## INSTRUCTIONS TO FOLLOW
Repeat the listing exactly as given, omitting every image.

## SUPPLIED ENTRIES
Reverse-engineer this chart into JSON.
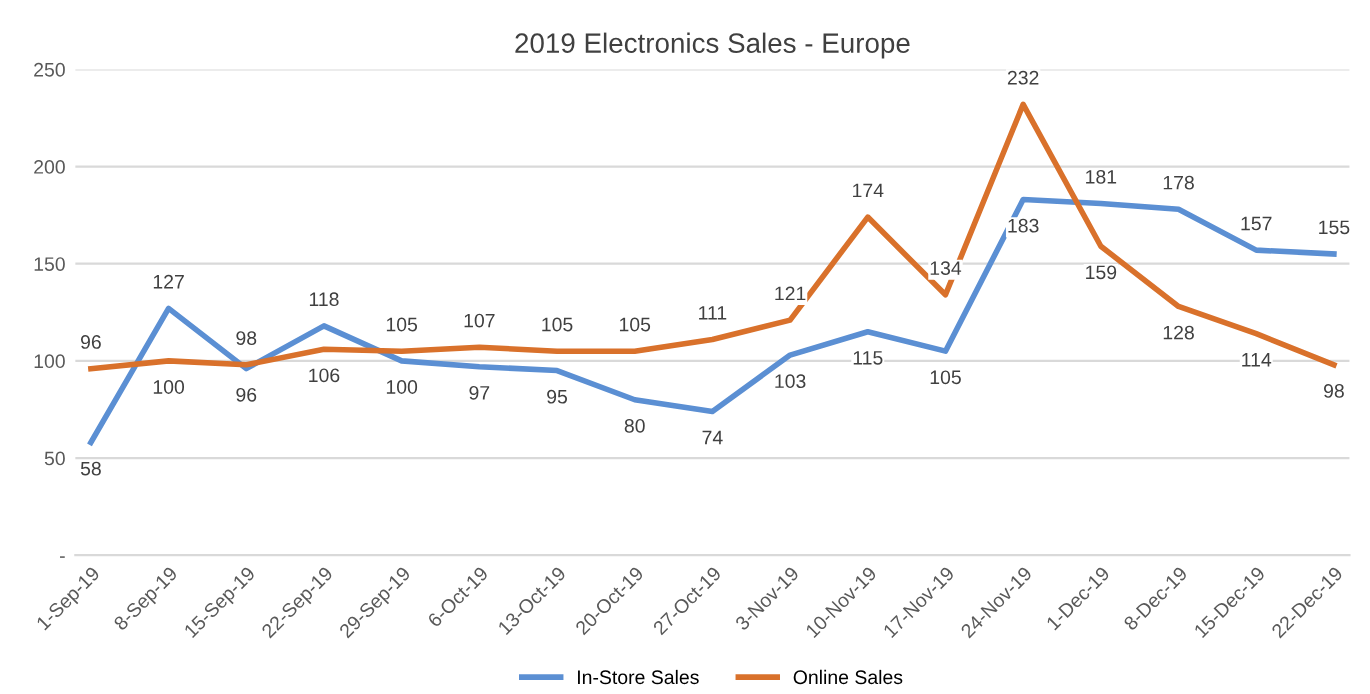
{
  "chart_data": {
    "type": "line",
    "title": "2019 Electronics Sales - Europe",
    "categories": [
      "1-Sep-19",
      "8-Sep-19",
      "15-Sep-19",
      "22-Sep-19",
      "29-Sep-19",
      "6-Oct-19",
      "13-Oct-19",
      "20-Oct-19",
      "27-Oct-19",
      "3-Nov-19",
      "10-Nov-19",
      "17-Nov-19",
      "24-Nov-19",
      "1-Dec-19",
      "8-Dec-19",
      "15-Dec-19",
      "22-Dec-19"
    ],
    "series": [
      {
        "name": "In-Store Sales",
        "color": "#5b8fd3",
        "values": [
          58,
          127,
          96,
          118,
          100,
          97,
          95,
          80,
          74,
          103,
          115,
          105,
          183,
          181,
          178,
          157,
          155
        ]
      },
      {
        "name": "Online Sales",
        "color": "#d9712b",
        "values": [
          96,
          100,
          98,
          106,
          105,
          107,
          105,
          105,
          111,
          121,
          174,
          134,
          232,
          159,
          128,
          114,
          98
        ]
      }
    ],
    "ylim": [
      0,
      250
    ],
    "yticks": [
      {
        "value": 0,
        "label": "-"
      },
      50,
      100,
      150,
      200,
      250
    ],
    "grid": "y",
    "legend": "bottom",
    "data_labels": true,
    "marker": "none",
    "line_style": "solid"
  }
}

## THE RESULT
Reverse-engineer this chart into JSON.
{
  "chart_data": {
    "type": "line",
    "title": "2019 Electronics Sales - Europe",
    "categories": [
      "1-Sep-19",
      "8-Sep-19",
      "15-Sep-19",
      "22-Sep-19",
      "29-Sep-19",
      "6-Oct-19",
      "13-Oct-19",
      "20-Oct-19",
      "27-Oct-19",
      "3-Nov-19",
      "10-Nov-19",
      "17-Nov-19",
      "24-Nov-19",
      "1-Dec-19",
      "8-Dec-19",
      "15-Dec-19",
      "22-Dec-19"
    ],
    "series": [
      {
        "name": "In-Store Sales",
        "color": "#5b8fd3",
        "values": [
          58,
          127,
          96,
          118,
          100,
          97,
          95,
          80,
          74,
          103,
          115,
          105,
          183,
          181,
          178,
          157,
          155
        ]
      },
      {
        "name": "Online Sales",
        "color": "#d9712b",
        "values": [
          96,
          100,
          98,
          106,
          105,
          107,
          105,
          105,
          111,
          121,
          174,
          134,
          232,
          159,
          128,
          114,
          98
        ]
      }
    ],
    "ylim": [
      0,
      250
    ],
    "yticks": [
      {
        "value": 0,
        "label": "-"
      },
      50,
      100,
      150,
      200,
      250
    ],
    "grid": "y",
    "legend": "bottom",
    "data_labels": true,
    "marker": "none",
    "line_style": "solid"
  }
}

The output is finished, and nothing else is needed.